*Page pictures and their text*
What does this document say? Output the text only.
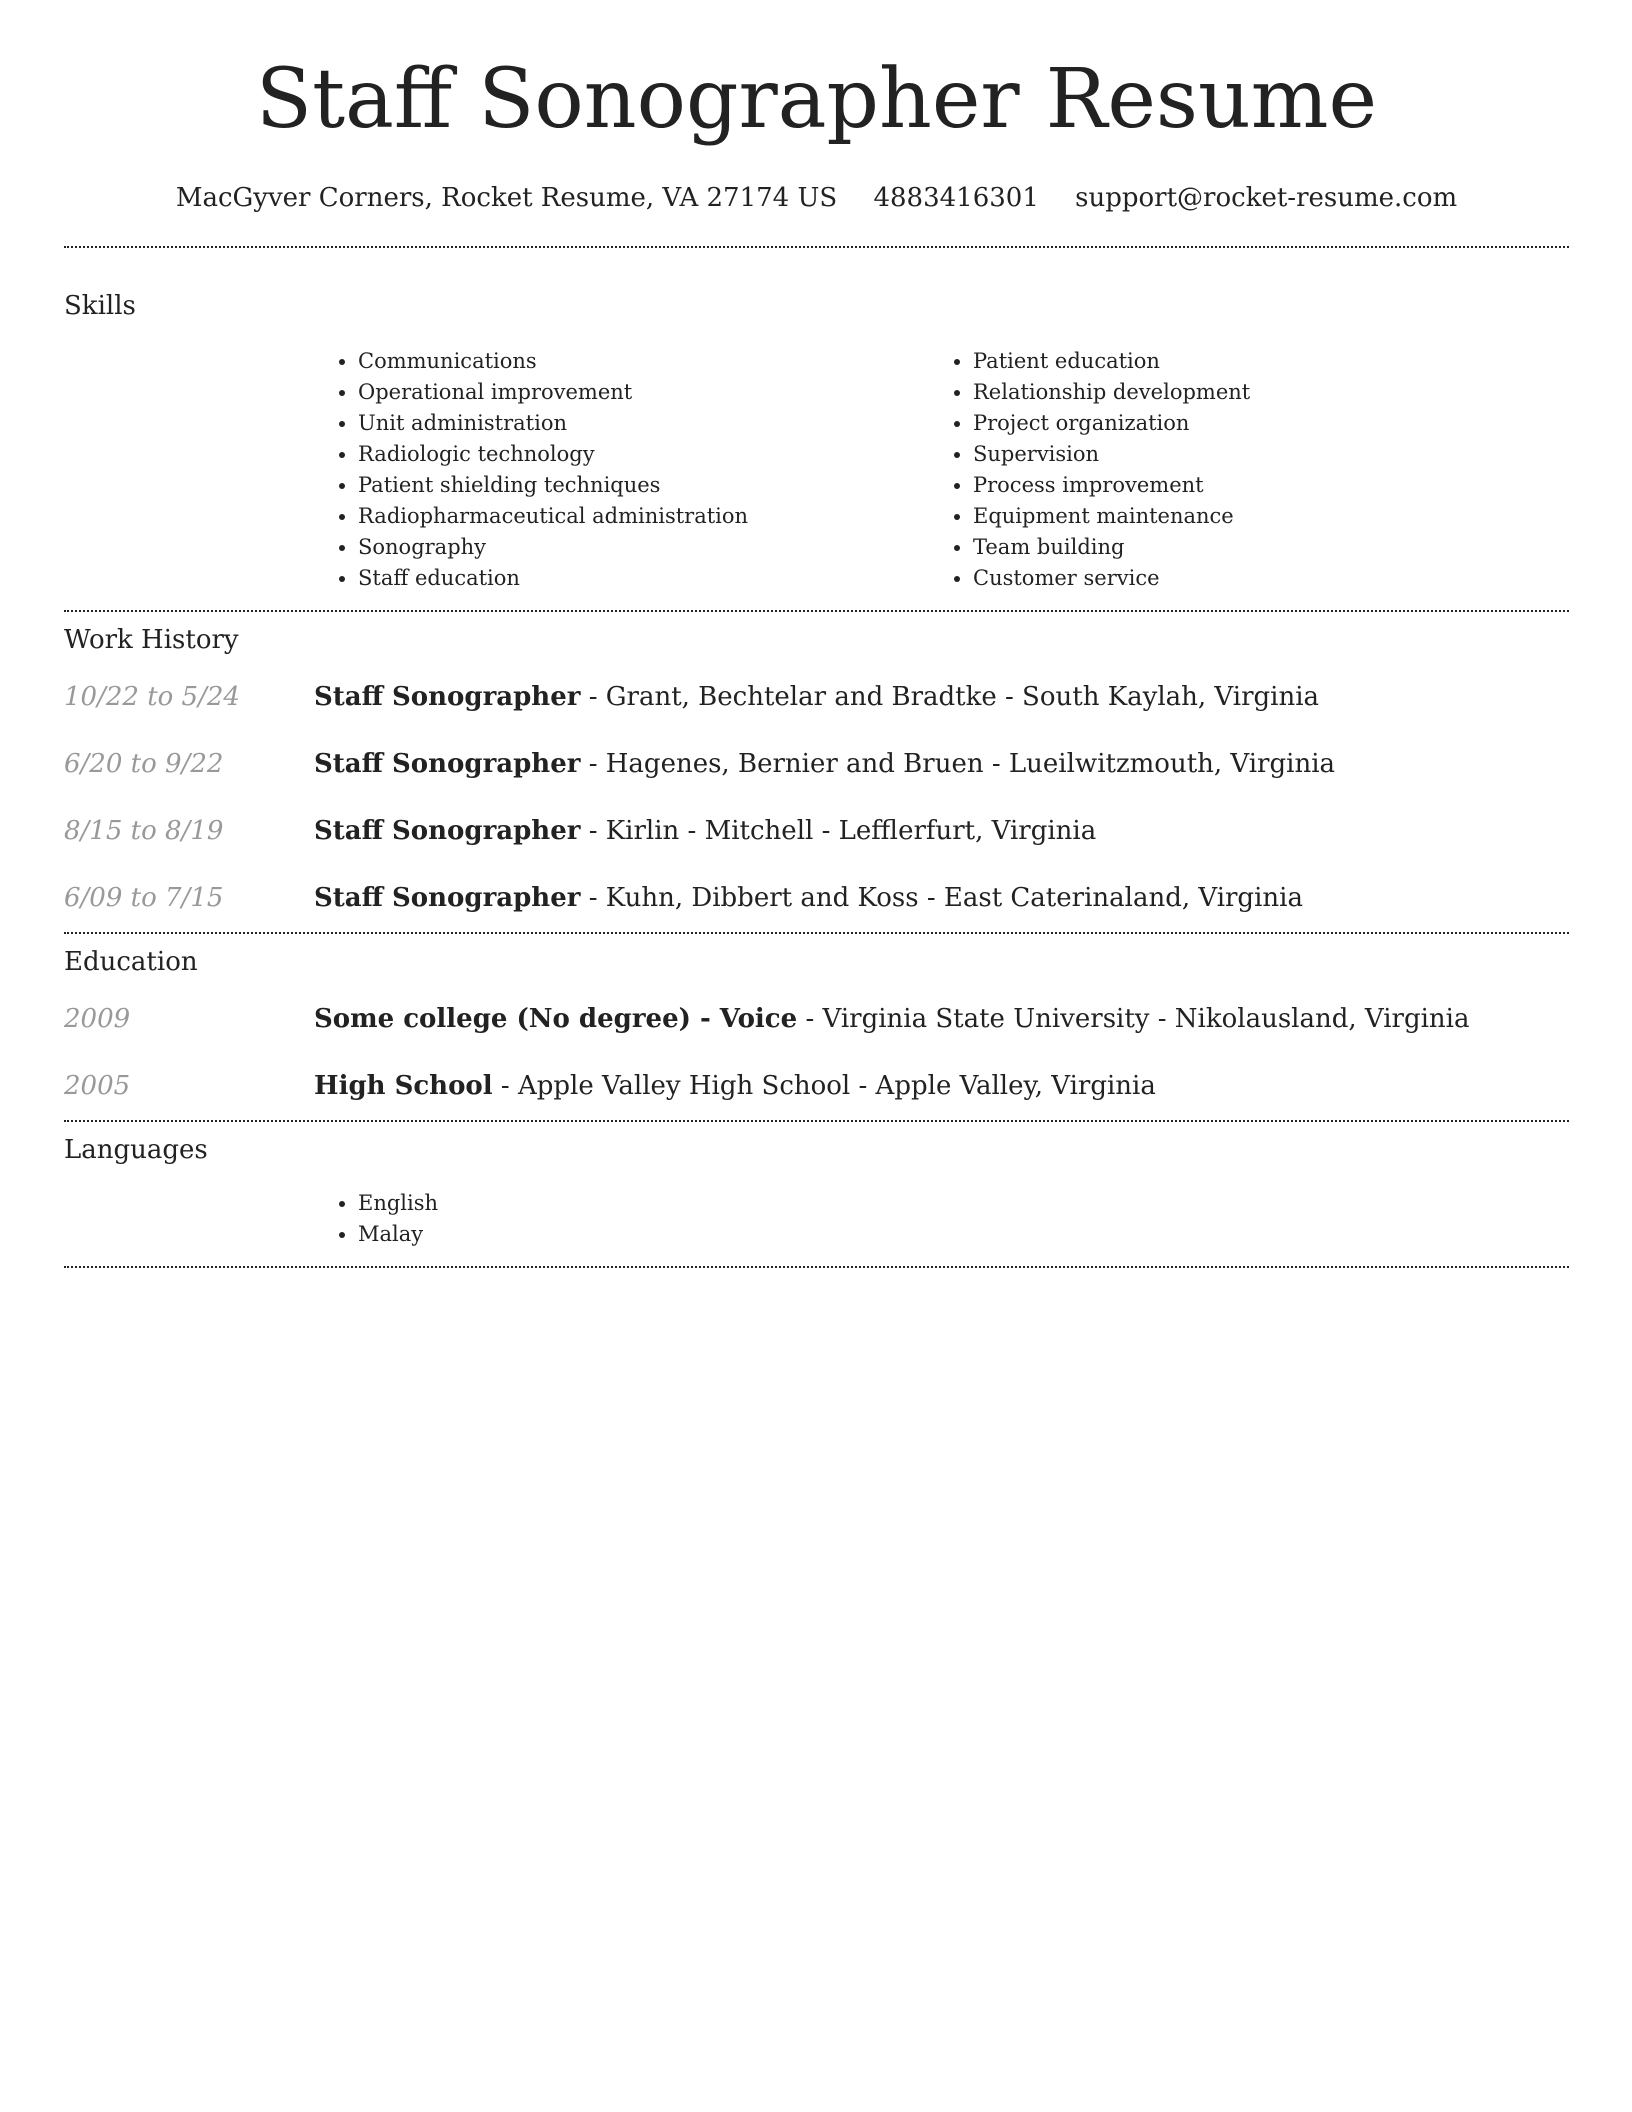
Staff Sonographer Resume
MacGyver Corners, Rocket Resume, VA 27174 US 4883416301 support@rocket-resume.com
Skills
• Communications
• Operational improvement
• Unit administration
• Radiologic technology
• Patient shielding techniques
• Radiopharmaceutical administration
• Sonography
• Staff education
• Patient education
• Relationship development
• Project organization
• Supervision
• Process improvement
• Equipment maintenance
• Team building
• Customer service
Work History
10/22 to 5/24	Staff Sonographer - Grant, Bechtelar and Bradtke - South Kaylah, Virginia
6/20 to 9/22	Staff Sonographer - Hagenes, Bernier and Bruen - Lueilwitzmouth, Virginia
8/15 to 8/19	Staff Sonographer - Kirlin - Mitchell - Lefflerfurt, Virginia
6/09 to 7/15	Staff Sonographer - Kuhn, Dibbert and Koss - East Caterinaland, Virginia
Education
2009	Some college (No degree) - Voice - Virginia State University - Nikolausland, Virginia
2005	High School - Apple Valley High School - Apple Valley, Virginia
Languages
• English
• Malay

*ACTIVITY*
Leave out the pictures and copy every record above exactly.

*TASK RESPONSE*
What does this document say? Output the text only.
Staff Sonographer Resume
MacGyver Corners, Rocket Resume, VA 27174 US 4883416301 support@rocket-resume.com
Skills
• Communications
• Operational improvement
• Unit administration
• Radiologic technology
• Patient shielding techniques
• Radiopharmaceutical administration
• Sonography
• Staff education
• Patient education
• Relationship development
• Project organization
• Supervision
• Process improvement
• Equipment maintenance
• Team building
• Customer service
Work History
10/22 to 5/24	Staff Sonographer - Grant, Bechtelar and Bradtke - South Kaylah, Virginia
6/20 to 9/22	Staff Sonographer - Hagenes, Bernier and Bruen - Lueilwitzmouth, Virginia
8/15 to 8/19	Staff Sonographer - Kirlin - Mitchell - Lefflerfurt, Virginia
6/09 to 7/15	Staff Sonographer - Kuhn, Dibbert and Koss - East Caterinaland, Virginia
Education
2009	Some college (No degree) - Voice - Virginia State University - Nikolausland, Virginia
2005	High School - Apple Valley High School - Apple Valley, Virginia
Languages
• English
• Malay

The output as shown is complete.